┌──
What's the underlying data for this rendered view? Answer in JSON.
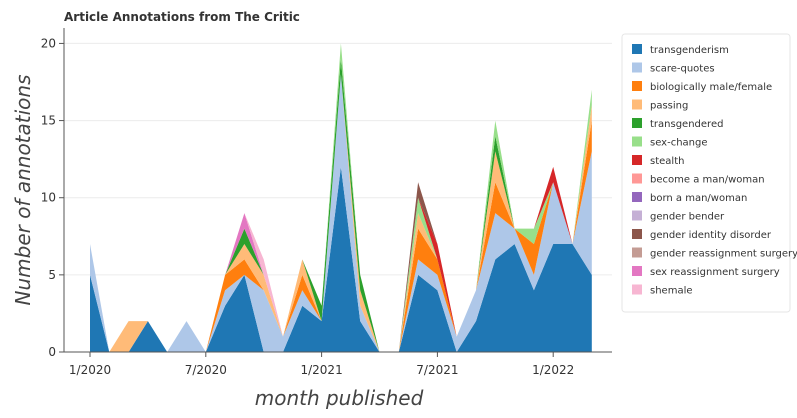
{
  "chart_data": {
    "type": "area",
    "stacked": true,
    "title": "Article Annotations from The Critic",
    "xlabel": "month published",
    "ylabel": "Number of annotations",
    "ylim": [
      0,
      21
    ],
    "yticks": [
      0,
      5,
      10,
      15,
      20
    ],
    "xticks": [
      "1/2020",
      "7/2020",
      "1/2021",
      "7/2021",
      "1/2022"
    ],
    "grid": "horizontal",
    "legend_position": "right",
    "x": [
      "1/2020",
      "2/2020",
      "3/2020",
      "4/2020",
      "5/2020",
      "6/2020",
      "7/2020",
      "8/2020",
      "9/2020",
      "10/2020",
      "11/2020",
      "12/2020",
      "1/2021",
      "2/2021",
      "3/2021",
      "4/2021",
      "5/2021",
      "6/2021",
      "7/2021",
      "8/2021",
      "9/2021",
      "10/2021",
      "11/2021",
      "12/2021",
      "1/2022",
      "2/2022",
      "3/2022"
    ],
    "series": [
      {
        "name": "transgenderism",
        "color": "#1f77b4",
        "values": [
          5,
          0,
          0,
          2,
          0,
          0,
          0,
          3,
          5,
          0,
          0,
          3,
          2,
          12,
          2,
          0,
          0,
          5,
          4,
          0,
          2,
          6,
          7,
          4,
          7,
          7,
          5
        ]
      },
      {
        "name": "scare-quotes",
        "color": "#aec7e8",
        "values": [
          2,
          0,
          0,
          0,
          0,
          2,
          0,
          1,
          0,
          4,
          1,
          1,
          0,
          6,
          1,
          0,
          0,
          1,
          1,
          1,
          2,
          3,
          1,
          1,
          4,
          0,
          8
        ]
      },
      {
        "name": "biologically male/female",
        "color": "#ff7f0e",
        "values": [
          0,
          0,
          0,
          0,
          0,
          0,
          0,
          1,
          1,
          0,
          0,
          1,
          0,
          0,
          0,
          0,
          0,
          2,
          1,
          0,
          0,
          2,
          0,
          2,
          0,
          0,
          2
        ]
      },
      {
        "name": "passing",
        "color": "#ffbb78",
        "values": [
          0,
          0,
          2,
          0,
          0,
          0,
          0,
          0,
          1,
          1,
          0,
          1,
          0,
          0,
          1,
          0,
          0,
          1,
          0,
          0,
          0,
          2,
          0,
          0,
          0,
          0,
          1
        ]
      },
      {
        "name": "transgendered",
        "color": "#2ca02c",
        "values": [
          0,
          0,
          0,
          0,
          0,
          0,
          0,
          0,
          1,
          0,
          0,
          0,
          1,
          1,
          1,
          0,
          0,
          0,
          0,
          0,
          0,
          1,
          0,
          0,
          0,
          0,
          0
        ]
      },
      {
        "name": "sex-change",
        "color": "#98df8a",
        "values": [
          0,
          0,
          0,
          0,
          0,
          0,
          0,
          0,
          0,
          0,
          0,
          0,
          0,
          1,
          0,
          0,
          0,
          1,
          0,
          0,
          0,
          1,
          0,
          1,
          0,
          0,
          1
        ]
      },
      {
        "name": "stealth",
        "color": "#d62728",
        "values": [
          0,
          0,
          0,
          0,
          0,
          0,
          0,
          0,
          0,
          0,
          0,
          0,
          0,
          0,
          0,
          0,
          0,
          0,
          1,
          0,
          0,
          0,
          0,
          0,
          1,
          0,
          0
        ]
      },
      {
        "name": "become a man/woman",
        "color": "#ff9896",
        "values": [
          0,
          0,
          0,
          0,
          0,
          0,
          0,
          0,
          0,
          0,
          0,
          0,
          0,
          0,
          0,
          0,
          0,
          0,
          0,
          0,
          0,
          0,
          0,
          0,
          0,
          0,
          0
        ]
      },
      {
        "name": "born a man/woman",
        "color": "#9467bd",
        "values": [
          0,
          0,
          0,
          0,
          0,
          0,
          0,
          0,
          0,
          0,
          0,
          0,
          0,
          0,
          0,
          0,
          0,
          0,
          0,
          0,
          0,
          0,
          0,
          0,
          0,
          0,
          0
        ]
      },
      {
        "name": "gender bender",
        "color": "#c5b0d5",
        "values": [
          0,
          0,
          0,
          0,
          0,
          0,
          0,
          0,
          0,
          0,
          0,
          0,
          0,
          0,
          0,
          0,
          0,
          0,
          0,
          0,
          0,
          0,
          0,
          0,
          0,
          0,
          0
        ]
      },
      {
        "name": "gender identity disorder",
        "color": "#8c564b",
        "values": [
          0,
          0,
          0,
          0,
          0,
          0,
          0,
          0,
          0,
          0,
          0,
          0,
          0,
          0,
          0,
          0,
          0,
          1,
          0,
          0,
          0,
          0,
          0,
          0,
          0,
          0,
          0
        ]
      },
      {
        "name": "gender reassignment surgery",
        "color": "#c49c94",
        "values": [
          0,
          0,
          0,
          0,
          0,
          0,
          0,
          0,
          0,
          0,
          0,
          0,
          0,
          0,
          0,
          0,
          0,
          0,
          0,
          0,
          0,
          0,
          0,
          0,
          0,
          0,
          0
        ]
      },
      {
        "name": "sex reassignment surgery",
        "color": "#e377c2",
        "values": [
          0,
          0,
          0,
          0,
          0,
          0,
          0,
          0,
          1,
          0,
          0,
          0,
          0,
          0,
          0,
          0,
          0,
          0,
          0,
          0,
          0,
          0,
          0,
          0,
          0,
          0,
          0
        ]
      },
      {
        "name": "shemale",
        "color": "#f7b6d2",
        "values": [
          0,
          0,
          0,
          0,
          0,
          0,
          0,
          0,
          0,
          1,
          0,
          0,
          0,
          0,
          0,
          0,
          0,
          0,
          0,
          0,
          0,
          0,
          0,
          0,
          0,
          0,
          0
        ]
      }
    ]
  }
}
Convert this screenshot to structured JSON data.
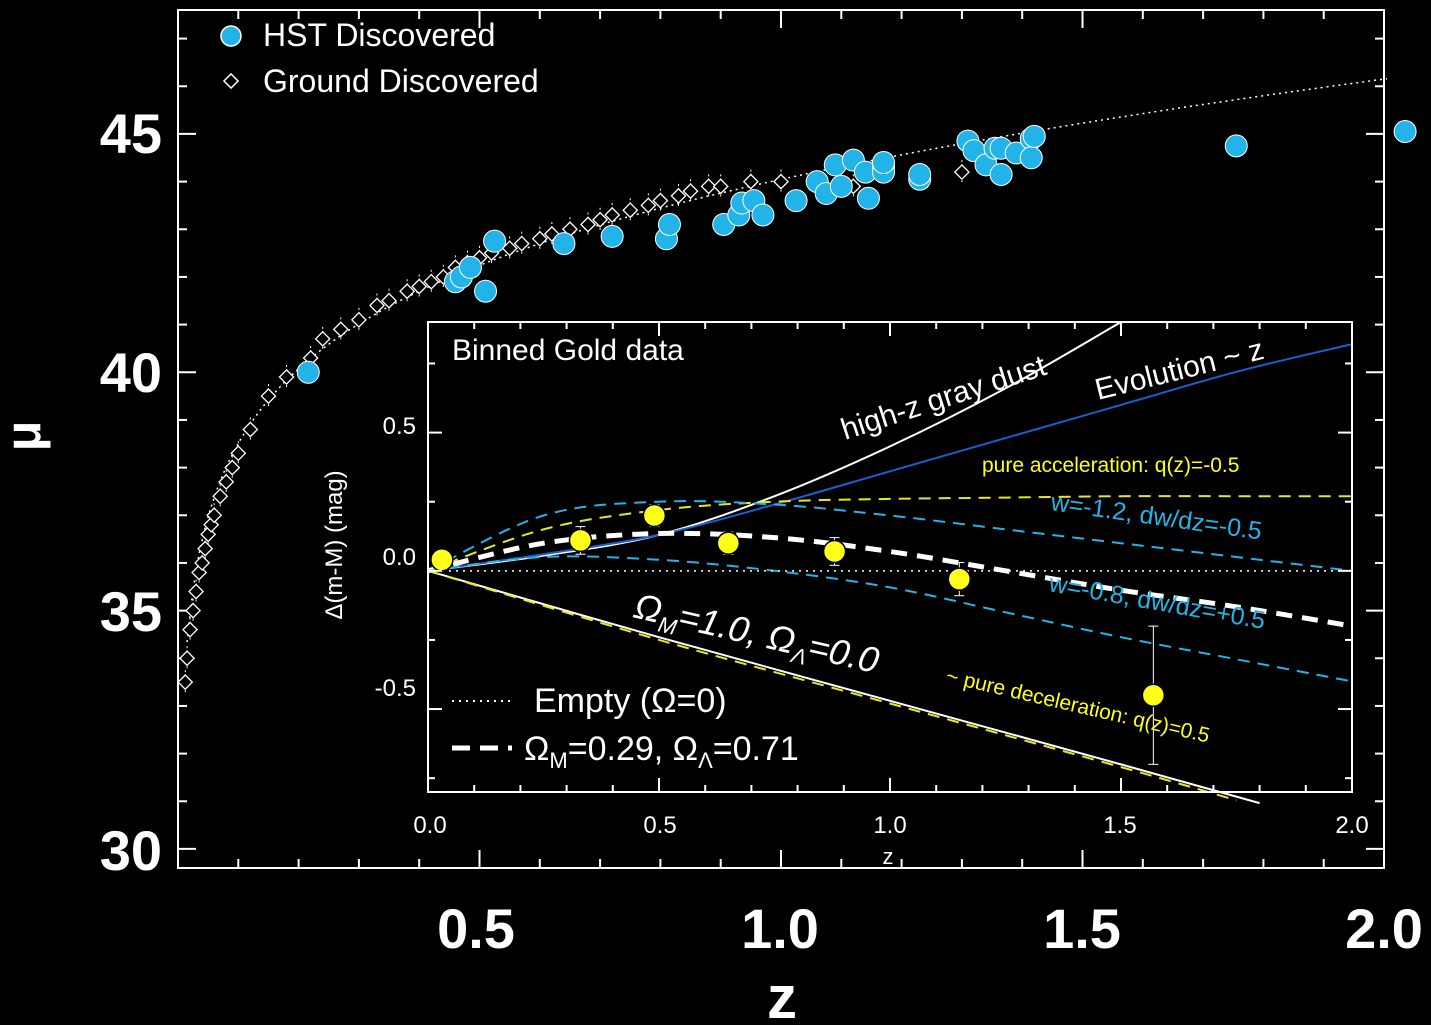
{
  "chart_data": [
    {
      "type": "scatter",
      "xlabel": "z",
      "ylabel": "μ",
      "xlim": [
        0,
        2.0
      ],
      "ylim": [
        29.6,
        47.6
      ],
      "x_ticks": [
        "0.5",
        "1.0",
        "1.5",
        "2.0"
      ],
      "y_ticks": [
        "30",
        "35",
        "40",
        "45"
      ],
      "legend_position": "top-left",
      "colors": {
        "hst": "#22b4e8",
        "ground": "#ffffff",
        "background": "#000000"
      },
      "series": [
        {
          "name": "HST Discovered",
          "marker": "filled-circle",
          "x": [
            0.216,
            0.46,
            0.47,
            0.485,
            0.51,
            0.525,
            0.64,
            0.72,
            0.81,
            0.815,
            0.905,
            0.93,
            0.935,
            0.955,
            0.97,
            1.025,
            1.06,
            1.075,
            1.09,
            1.1,
            1.12,
            1.14,
            1.145,
            1.17,
            1.17,
            1.17,
            1.23,
            1.23,
            1.31,
            1.32,
            1.34,
            1.355,
            1.365,
            1.365,
            1.39,
            1.415,
            1.415,
            1.42,
            1.755,
            2.035
          ],
          "y": [
            40.0,
            41.9,
            42.0,
            42.2,
            41.7,
            42.75,
            42.7,
            42.85,
            42.8,
            43.1,
            43.1,
            43.3,
            43.55,
            43.6,
            43.3,
            43.6,
            44.0,
            43.75,
            44.35,
            43.9,
            44.45,
            44.2,
            43.65,
            44.3,
            44.2,
            44.4,
            44.05,
            44.15,
            44.85,
            44.65,
            44.35,
            44.7,
            44.15,
            44.7,
            44.6,
            44.9,
            44.5,
            44.95,
            44.75,
            45.05
          ]
        },
        {
          "name": "Ground Discovered",
          "marker": "open-diamond",
          "x": [
            0.012,
            0.015,
            0.02,
            0.025,
            0.03,
            0.035,
            0.04,
            0.045,
            0.05,
            0.055,
            0.06,
            0.07,
            0.08,
            0.09,
            0.1,
            0.12,
            0.15,
            0.18,
            0.22,
            0.24,
            0.27,
            0.3,
            0.33,
            0.35,
            0.38,
            0.4,
            0.42,
            0.44,
            0.46,
            0.48,
            0.5,
            0.52,
            0.55,
            0.57,
            0.6,
            0.62,
            0.65,
            0.68,
            0.7,
            0.72,
            0.75,
            0.78,
            0.8,
            0.83,
            0.85,
            0.88,
            0.9,
            0.95,
            1.0,
            1.12,
            1.3
          ],
          "y": [
            33.5,
            34.0,
            34.6,
            35.0,
            35.4,
            35.8,
            36.0,
            36.3,
            36.6,
            36.8,
            37.0,
            37.4,
            37.7,
            38.0,
            38.3,
            38.8,
            39.5,
            39.9,
            40.3,
            40.7,
            40.9,
            41.1,
            41.4,
            41.5,
            41.7,
            41.8,
            41.9,
            42.0,
            42.2,
            42.3,
            42.4,
            42.5,
            42.6,
            42.7,
            42.8,
            42.9,
            43.0,
            43.1,
            43.2,
            43.3,
            43.4,
            43.5,
            43.6,
            43.7,
            43.8,
            43.9,
            43.9,
            44.0,
            44.0,
            43.9,
            44.2
          ]
        }
      ]
    },
    {
      "type": "line",
      "title": "Binned Gold data",
      "xlabel": "z",
      "ylabel": "Δ(m-M) (mag)",
      "xlim": [
        0,
        2.0
      ],
      "ylim": [
        -0.8,
        0.9
      ],
      "x_ticks": [
        "0.0",
        "0.5",
        "1.0",
        "1.5",
        "2.0"
      ],
      "y_ticks": [
        "0.5",
        "0.0",
        "-0.5"
      ],
      "points": {
        "x": [
          0.03,
          0.33,
          0.49,
          0.65,
          0.88,
          1.15,
          1.57
        ],
        "y": [
          0.04,
          0.11,
          0.2,
          0.1,
          0.07,
          -0.03,
          -0.45
        ],
        "yerr": [
          0.03,
          0.05,
          0.04,
          0.04,
          0.05,
          0.06,
          0.25
        ],
        "color": "#ffff1a"
      },
      "annotations": {
        "gray_dust": "high-z gray dust",
        "evolution": "Evolution ~ z",
        "pure_acc": "pure acceleration: q(z)=-0.5",
        "w12": "w=-1.2, dw/dz=-0.5",
        "w08": "w=-0.8, dw/dz=+0.5",
        "omega_m_sym": "Ω",
        "omega_m_sub": "M",
        "omega_m_val": "=1.0, ",
        "omega_l_sym": "Ω",
        "omega_l_sub": "Λ",
        "omega_l_val": "=0.0",
        "pure_dec": "~ pure deceleration: q(z)=0.5"
      },
      "legend": {
        "empty": "Empty (Ω=0)",
        "lcdm_a": "Ω",
        "lcdm_a_sub": "M",
        "lcdm_b": "=0.29, Ω",
        "lcdm_b_sub": "Λ",
        "lcdm_c": "=0.71"
      },
      "curves": [
        {
          "role": "gray-dust",
          "color": "#ffffff",
          "style": "solid",
          "x": [
            0,
            0.25,
            0.5,
            0.75,
            1.0,
            1.25,
            1.5
          ],
          "y": [
            0,
            0.055,
            0.13,
            0.27,
            0.45,
            0.66,
            0.9
          ]
        },
        {
          "role": "evolution",
          "color": "#1a5fd0",
          "style": "solid",
          "x": [
            0,
            0.25,
            0.5,
            0.75,
            1.0,
            1.25,
            1.5,
            1.75,
            2.0
          ],
          "y": [
            0,
            0.06,
            0.13,
            0.24,
            0.36,
            0.48,
            0.6,
            0.72,
            0.82
          ]
        },
        {
          "role": "pure-acceleration",
          "color": "#e8e81a",
          "style": "dashed",
          "x": [
            0,
            0.25,
            0.5,
            0.75,
            1.0,
            1.25,
            1.5,
            1.75,
            2.0
          ],
          "y": [
            0,
            0.15,
            0.22,
            0.25,
            0.26,
            0.265,
            0.27,
            0.27,
            0.27
          ]
        },
        {
          "role": "w-1.2",
          "color": "#22b4e8",
          "style": "dashed",
          "x": [
            0,
            0.25,
            0.5,
            0.75,
            1.0,
            1.25,
            1.5,
            1.75,
            2.0
          ],
          "y": [
            0,
            0.2,
            0.25,
            0.24,
            0.2,
            0.15,
            0.1,
            0.05,
            0.0
          ]
        },
        {
          "role": "lcdm",
          "color": "#ffffff",
          "style": "dashed-bold",
          "x": [
            0,
            0.25,
            0.5,
            0.75,
            1.0,
            1.25,
            1.5,
            1.75,
            2.0
          ],
          "y": [
            0,
            0.1,
            0.135,
            0.12,
            0.07,
            0.0,
            -0.07,
            -0.13,
            -0.2
          ]
        },
        {
          "role": "w-0.8",
          "color": "#22b4e8",
          "style": "dashed",
          "x": [
            0,
            0.25,
            0.5,
            0.75,
            1.0,
            1.25,
            1.5,
            1.75,
            2.0
          ],
          "y": [
            0,
            0.05,
            0.04,
            0.0,
            -0.06,
            -0.15,
            -0.24,
            -0.32,
            -0.4
          ]
        },
        {
          "role": "empty",
          "color": "#ffffff",
          "style": "dotted",
          "x": [
            0,
            2.0
          ],
          "y": [
            0,
            0
          ]
        },
        {
          "role": "omega-m-1",
          "color": "#ffffff",
          "style": "solid",
          "x": [
            0,
            0.5,
            1.0,
            1.5,
            1.8
          ],
          "y": [
            0,
            -0.24,
            -0.47,
            -0.7,
            -0.84
          ]
        },
        {
          "role": "pure-deceleration",
          "color": "#e8e81a",
          "style": "dashed",
          "x": [
            0,
            0.5,
            1.0,
            1.5,
            1.75
          ],
          "y": [
            0,
            -0.25,
            -0.48,
            -0.71,
            -0.83
          ]
        }
      ]
    }
  ]
}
└──
__Short task__
Report each line in the data that holds the word "deceleration".

__Problem solution__
        "pure_dec": "~ pure deceleration: q(z)=0.5"
          "role": "pure-deceleration",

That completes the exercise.